→ Job: Select every line below containing the word "training".

→ Data extract:
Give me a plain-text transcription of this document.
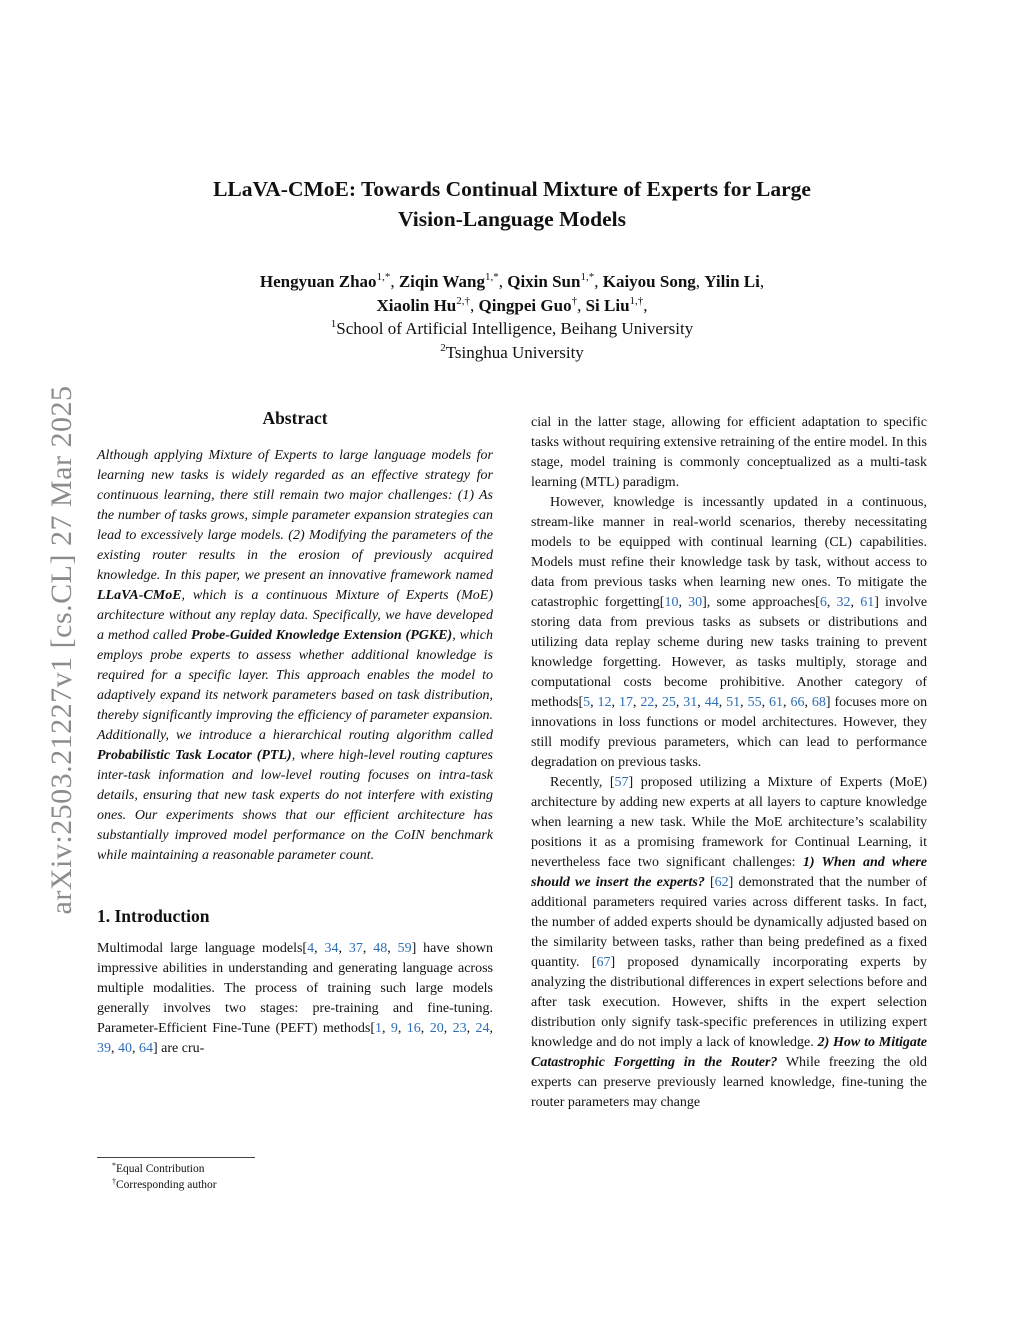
arXiv:2503.21227v1 [cs.CL] 27 Mar 2025
LLaVA-CMoE: Towards Continual Mixture of Experts for Large
Vision-Language Models
Hengyuan Zhao$^{1,*}$, Ziqin Wang$^{1,*}$, Qixin Sun$^{1,*}$, Kaiyou Song, Yilin Li,
Xiaolin $Hu^{2,\dagger}$, Qingpei Guo†, Si Liu$^{1,\dagger}$,
$^1$School of Artificial Intelligence, Beihang University
$^2$Tsinghua University
Abstract

Although applying Mixture of Experts to large language models for learning new tasks is widely regarded as an effective strategy for continuous learning, there still remain two major challenges: (1) As the number of tasks grows, simple parameter expansion strategies can lead to excessively large models. (2) Modifying the parameters of the existing router results in the erosion of previously acquired knowledge. In this paper, we present an innovative framework named LLaVA-CMoE, which is a continuous Mixture of Experts (MoE) architecture without any replay data. Specifically, we have developed a method called Probe-Guided Knowledge Extension (PGKE), which employs probe experts to assess whether additional knowledge is required for a specific layer. This approach enables the model to adaptively expand its network parameters based on task distribution, thereby significantly improving the efficiency of parameter expansion. Additionally, we introduce a hierarchical routing algorithm called Probabilistic Task Locator (PTL), where high-level routing captures inter-task information and low-level routing focuses on intra-task details, ensuring that new task experts do not interfere with existing ones. Our experiments shows that our efficient architecture has substantially improved model performance on the CoIN benchmark while maintaining a reasonable parameter count.

1. Introduction

Multimodal large language models[4, 34, 37, 48, 59] have shown impressive abilities in understanding and generating language across multiple modalities. The process of training such large models generally involves two stages: pre-training and fine-tuning. Parameter-Efficient Fine-Tune (PEFT) methods[1, 9, 16, 20, 23, 24, 39, 40, 64] are cru-

*Equal Contribution
†Corresponding author

cial in the latter stage, allowing for efficient adaptation to specific tasks without requiring extensive retraining of the entire model. In this stage, model training is commonly conceptualized as a multi-task learning (MTL) paradigm.

However, knowledge is incessantly updated in a continuous, stream-like manner in real-world scenarios, thereby necessitating models to be equipped with continual learning (CL) capabilities. Models must refine their knowledge task by task, without access to data from previous tasks when learning new ones. To mitigate the catastrophic forgetting[10, 30], some approaches[6, 32, 61] involve storing data from previous tasks as subsets or distributions and utilizing data replay scheme during new tasks training to prevent knowledge forgetting. However, as tasks multiply, storage and computational costs become prohibitive. Another category of methods[5, 12, 17, 22, 25, 31, 44, 51, 55, 61, 66, 68] focuses more on innovations in loss functions or model architectures. However, they still modify previous parameters, which can lead to performance degradation on previous tasks.

Recently, [57] proposed utilizing a Mixture of Experts (MoE) architecture by adding new experts at all layers to capture knowledge when learning a new task. While the MoE architecture’s scalability positions it as a promising framework for Continual Learning, it nevertheless face two significant challenges: 1) When and where should we insert the experts? [62] demonstrated that the number of additional parameters required varies across different tasks. In fact, the number of added experts should be dynamically adjusted based on the similarity between tasks, rather than being predefined as a fixed quantity. [67] proposed dynamically incorporating experts by analyzing the distributional differences in expert selections before and after task execution. However, shifts in the expert selection distribution only signify task-specific preferences in utilizing expert knowledge and do not imply a lack of knowledge. 2) How to Mitigate Catastrophic Forgetting in the Router? While freezing the old experts can preserve previously learned knowledge, fine-tuning the router parameters may change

→ Solved exercise:
Multimodal large language models[4, 34, 37, 48, 59] have shown impressive abilities in understanding and generating language across multiple modalities. The process of training such large models generally involves two stages: pre-training and fine-tuning. Parameter-Efficient Fine-Tune (PEFT) methods[1, 9, 16, 20, 23, 24, 39, 40, 64] are cru-
cial in the latter stage, allowing for efficient adaptation to specific tasks without requiring extensive retraining of the entire model. In this stage, model training is commonly conceptualized as a multi-task learning (MTL) paradigm.
However, knowledge is incessantly updated in a continuous, stream-like manner in real-world scenarios, thereby necessitating models to be equipped with continual learning (CL) capabilities. Models must refine their knowledge task by task, without access to data from previous tasks when learning new ones. To mitigate the catastrophic forgetting[10, 30], some approaches[6, 32, 61] involve storing data from previous tasks as subsets or distributions and utilizing data replay scheme during new tasks training to prevent knowledge forgetting. However, as tasks multiply, storage and computational costs become prohibitive. Another category of methods[5, 12, 17, 22, 25, 31, 44, 51, 55, 61, 66, 68] focuses more on innovations in loss functions or model architectures. However, they still modify previous parameters, which can lead to performance degradation on previous tasks.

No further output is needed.